INFORMATION SUPPLIED =
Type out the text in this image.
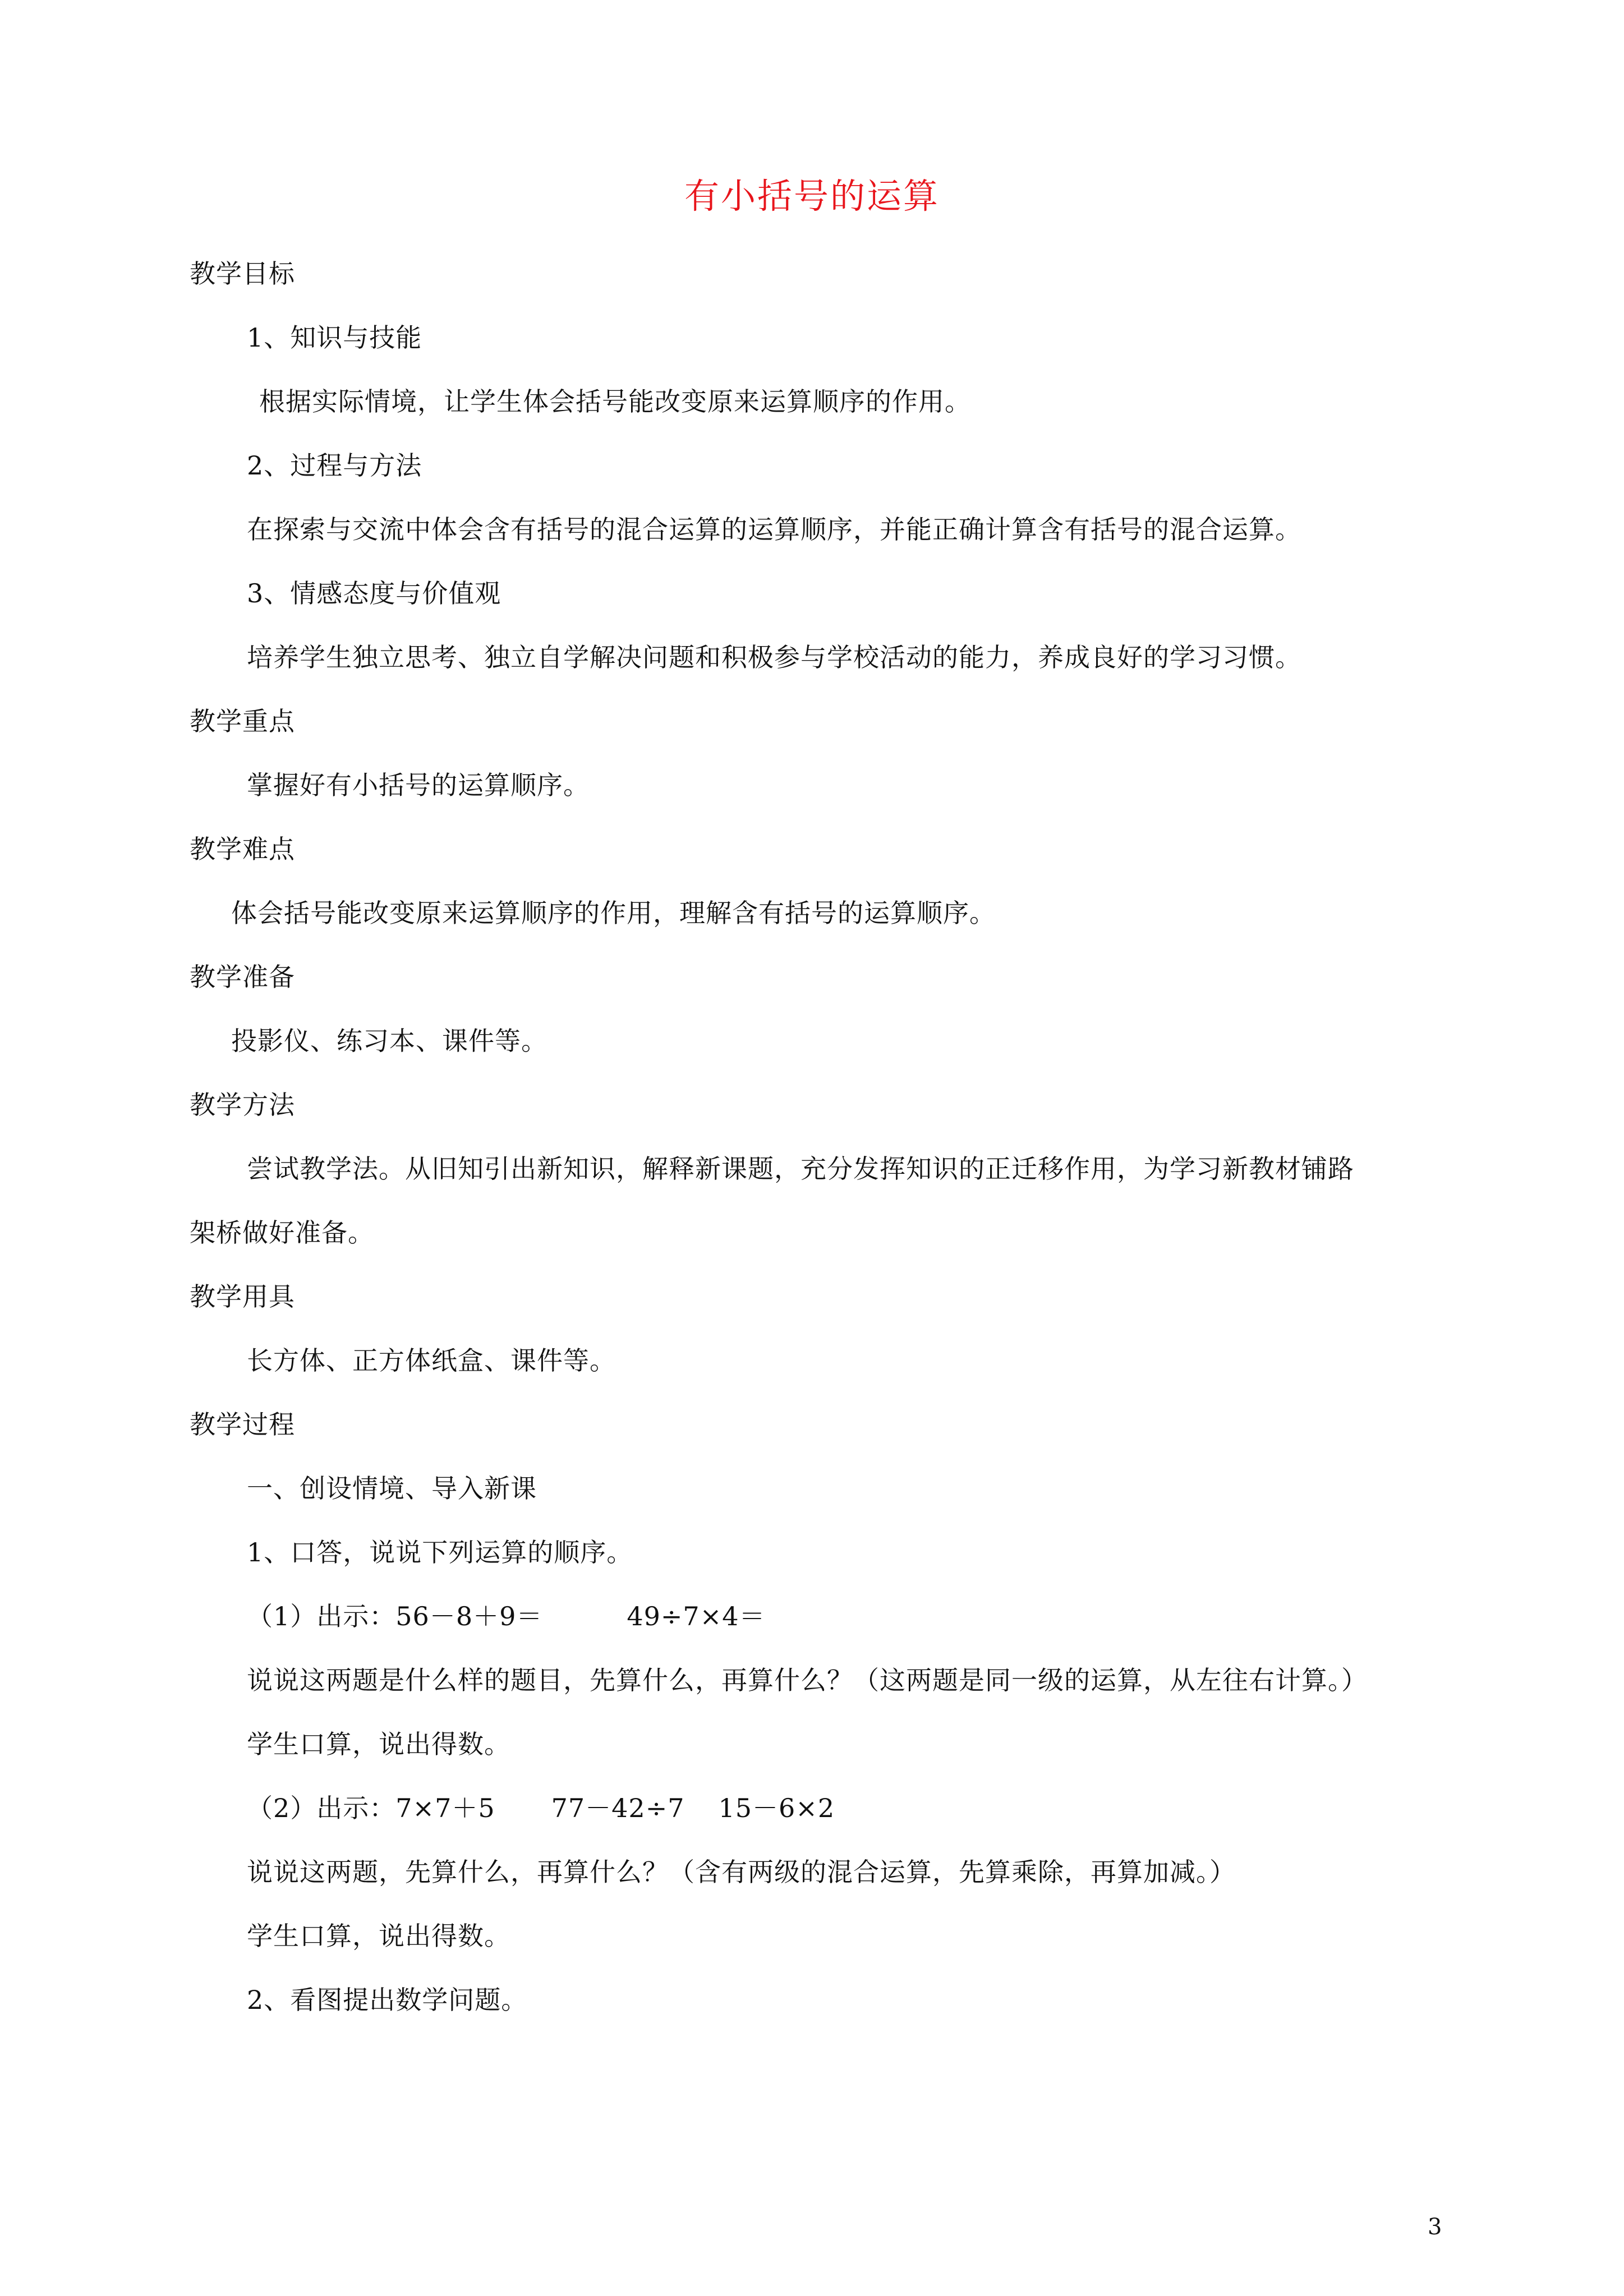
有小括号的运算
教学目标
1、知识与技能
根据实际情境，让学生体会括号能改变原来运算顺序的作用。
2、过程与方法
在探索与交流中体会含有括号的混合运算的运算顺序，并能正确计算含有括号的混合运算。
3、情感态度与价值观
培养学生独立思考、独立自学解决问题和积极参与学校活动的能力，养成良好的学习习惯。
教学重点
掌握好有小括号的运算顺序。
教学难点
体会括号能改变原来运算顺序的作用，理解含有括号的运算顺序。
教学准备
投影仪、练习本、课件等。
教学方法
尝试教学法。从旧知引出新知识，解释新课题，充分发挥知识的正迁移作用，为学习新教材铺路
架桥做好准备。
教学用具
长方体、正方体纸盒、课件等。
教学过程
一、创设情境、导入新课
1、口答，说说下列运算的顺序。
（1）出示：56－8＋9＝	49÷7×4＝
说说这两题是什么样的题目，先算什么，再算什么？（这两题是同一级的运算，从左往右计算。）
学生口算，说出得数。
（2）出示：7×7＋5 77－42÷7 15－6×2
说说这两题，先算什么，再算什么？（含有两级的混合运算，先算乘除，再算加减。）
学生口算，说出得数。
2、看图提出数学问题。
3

* * *

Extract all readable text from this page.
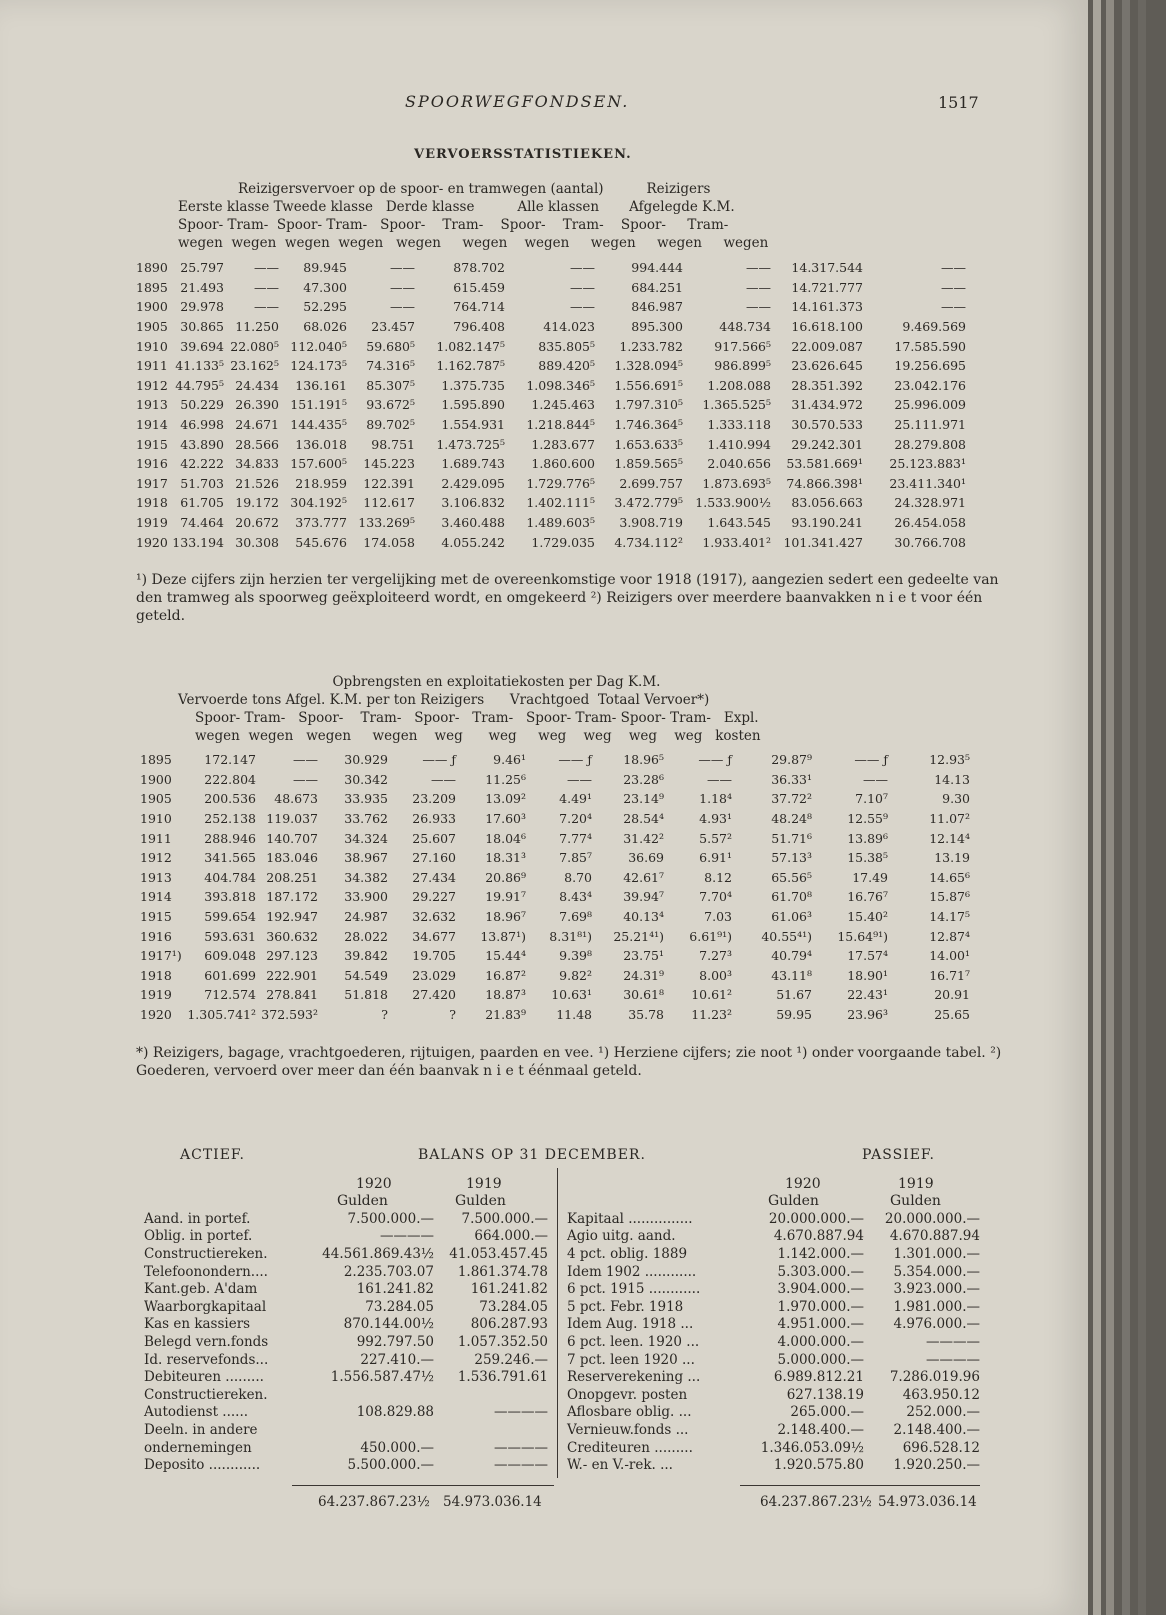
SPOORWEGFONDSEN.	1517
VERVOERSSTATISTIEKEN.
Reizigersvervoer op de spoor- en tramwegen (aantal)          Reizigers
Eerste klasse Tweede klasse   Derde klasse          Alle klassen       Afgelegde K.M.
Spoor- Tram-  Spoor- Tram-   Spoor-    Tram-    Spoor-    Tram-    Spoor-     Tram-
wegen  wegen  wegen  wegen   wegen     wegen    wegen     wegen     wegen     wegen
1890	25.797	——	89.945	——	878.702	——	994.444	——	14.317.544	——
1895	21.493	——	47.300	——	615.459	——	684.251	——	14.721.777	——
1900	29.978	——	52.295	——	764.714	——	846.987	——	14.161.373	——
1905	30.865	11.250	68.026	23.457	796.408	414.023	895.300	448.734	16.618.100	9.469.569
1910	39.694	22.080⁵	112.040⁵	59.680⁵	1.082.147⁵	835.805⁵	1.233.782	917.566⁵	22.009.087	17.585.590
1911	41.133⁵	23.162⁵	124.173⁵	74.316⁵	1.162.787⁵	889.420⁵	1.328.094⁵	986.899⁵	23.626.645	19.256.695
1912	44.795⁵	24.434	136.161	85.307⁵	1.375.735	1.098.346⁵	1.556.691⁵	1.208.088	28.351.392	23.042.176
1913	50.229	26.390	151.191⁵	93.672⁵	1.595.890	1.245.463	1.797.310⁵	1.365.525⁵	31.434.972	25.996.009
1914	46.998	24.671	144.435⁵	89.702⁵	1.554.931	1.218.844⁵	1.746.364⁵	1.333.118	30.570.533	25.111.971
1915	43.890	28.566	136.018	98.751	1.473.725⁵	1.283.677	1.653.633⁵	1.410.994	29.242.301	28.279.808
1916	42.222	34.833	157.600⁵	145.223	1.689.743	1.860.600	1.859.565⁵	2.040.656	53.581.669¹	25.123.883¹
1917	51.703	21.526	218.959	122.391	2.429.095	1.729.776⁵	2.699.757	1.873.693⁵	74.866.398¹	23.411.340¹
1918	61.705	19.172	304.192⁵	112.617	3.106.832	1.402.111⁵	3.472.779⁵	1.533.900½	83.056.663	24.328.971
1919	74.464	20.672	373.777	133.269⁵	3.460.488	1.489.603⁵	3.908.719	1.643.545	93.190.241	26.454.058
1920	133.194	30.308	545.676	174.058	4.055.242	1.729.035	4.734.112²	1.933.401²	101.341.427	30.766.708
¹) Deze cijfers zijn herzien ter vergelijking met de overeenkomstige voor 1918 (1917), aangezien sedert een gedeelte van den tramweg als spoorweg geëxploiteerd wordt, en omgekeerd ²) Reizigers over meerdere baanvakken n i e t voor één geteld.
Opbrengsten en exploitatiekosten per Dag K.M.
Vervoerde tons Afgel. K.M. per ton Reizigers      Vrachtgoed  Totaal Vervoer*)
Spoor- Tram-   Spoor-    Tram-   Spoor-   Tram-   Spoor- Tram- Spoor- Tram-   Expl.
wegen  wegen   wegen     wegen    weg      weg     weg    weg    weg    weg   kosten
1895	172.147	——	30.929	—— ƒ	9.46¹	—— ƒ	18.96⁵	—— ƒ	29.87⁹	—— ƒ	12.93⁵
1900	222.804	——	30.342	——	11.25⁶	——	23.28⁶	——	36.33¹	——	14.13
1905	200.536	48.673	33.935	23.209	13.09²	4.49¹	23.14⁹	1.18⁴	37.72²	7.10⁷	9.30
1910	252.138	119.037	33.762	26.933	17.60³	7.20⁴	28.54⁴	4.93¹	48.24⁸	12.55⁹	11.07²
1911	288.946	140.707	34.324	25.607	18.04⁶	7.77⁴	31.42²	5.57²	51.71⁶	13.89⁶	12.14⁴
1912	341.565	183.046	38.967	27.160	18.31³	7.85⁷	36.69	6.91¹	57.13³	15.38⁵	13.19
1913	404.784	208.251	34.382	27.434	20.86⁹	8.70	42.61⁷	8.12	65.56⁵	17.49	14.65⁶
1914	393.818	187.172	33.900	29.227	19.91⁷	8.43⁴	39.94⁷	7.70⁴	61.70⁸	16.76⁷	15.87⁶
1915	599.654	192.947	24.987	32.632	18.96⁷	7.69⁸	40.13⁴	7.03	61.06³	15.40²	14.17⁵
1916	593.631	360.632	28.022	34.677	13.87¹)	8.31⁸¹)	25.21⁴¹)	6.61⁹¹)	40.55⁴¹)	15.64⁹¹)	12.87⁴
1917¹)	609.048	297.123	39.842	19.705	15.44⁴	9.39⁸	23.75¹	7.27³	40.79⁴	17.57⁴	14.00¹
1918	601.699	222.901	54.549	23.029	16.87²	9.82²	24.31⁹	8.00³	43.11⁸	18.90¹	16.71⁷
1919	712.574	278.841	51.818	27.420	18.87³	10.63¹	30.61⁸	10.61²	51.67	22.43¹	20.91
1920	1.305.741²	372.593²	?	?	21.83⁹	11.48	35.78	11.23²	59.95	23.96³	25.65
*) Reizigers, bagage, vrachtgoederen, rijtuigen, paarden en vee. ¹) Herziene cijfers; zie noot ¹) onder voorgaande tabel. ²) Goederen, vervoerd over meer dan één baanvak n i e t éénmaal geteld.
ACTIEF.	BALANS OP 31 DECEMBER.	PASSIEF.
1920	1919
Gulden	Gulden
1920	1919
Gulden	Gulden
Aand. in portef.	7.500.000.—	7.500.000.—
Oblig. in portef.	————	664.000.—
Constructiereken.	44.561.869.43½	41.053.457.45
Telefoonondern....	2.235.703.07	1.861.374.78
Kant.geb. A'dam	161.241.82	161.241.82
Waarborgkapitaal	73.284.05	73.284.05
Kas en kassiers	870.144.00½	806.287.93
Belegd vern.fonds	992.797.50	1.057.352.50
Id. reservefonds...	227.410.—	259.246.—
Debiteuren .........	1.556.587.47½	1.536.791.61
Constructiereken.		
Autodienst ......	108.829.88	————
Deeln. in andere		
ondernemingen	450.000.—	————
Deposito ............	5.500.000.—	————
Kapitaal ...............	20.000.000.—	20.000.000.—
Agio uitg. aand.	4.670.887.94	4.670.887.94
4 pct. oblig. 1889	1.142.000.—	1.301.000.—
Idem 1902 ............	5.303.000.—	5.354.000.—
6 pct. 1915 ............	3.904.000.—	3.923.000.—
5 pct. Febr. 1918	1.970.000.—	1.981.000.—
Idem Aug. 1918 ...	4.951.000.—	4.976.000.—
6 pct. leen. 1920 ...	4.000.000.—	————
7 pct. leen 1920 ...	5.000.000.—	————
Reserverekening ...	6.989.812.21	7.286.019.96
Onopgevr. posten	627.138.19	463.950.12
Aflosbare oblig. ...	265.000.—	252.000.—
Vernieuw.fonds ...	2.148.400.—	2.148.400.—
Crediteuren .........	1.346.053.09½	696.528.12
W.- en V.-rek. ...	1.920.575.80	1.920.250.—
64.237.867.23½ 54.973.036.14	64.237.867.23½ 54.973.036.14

GIVEN PROBLEM = Every line that holds the word "Constructiereken" should be extracted.

EXPECTED OUTPUT =
Constructiereken.	44.561.869.43½	41.053.457.45
Constructiereken.		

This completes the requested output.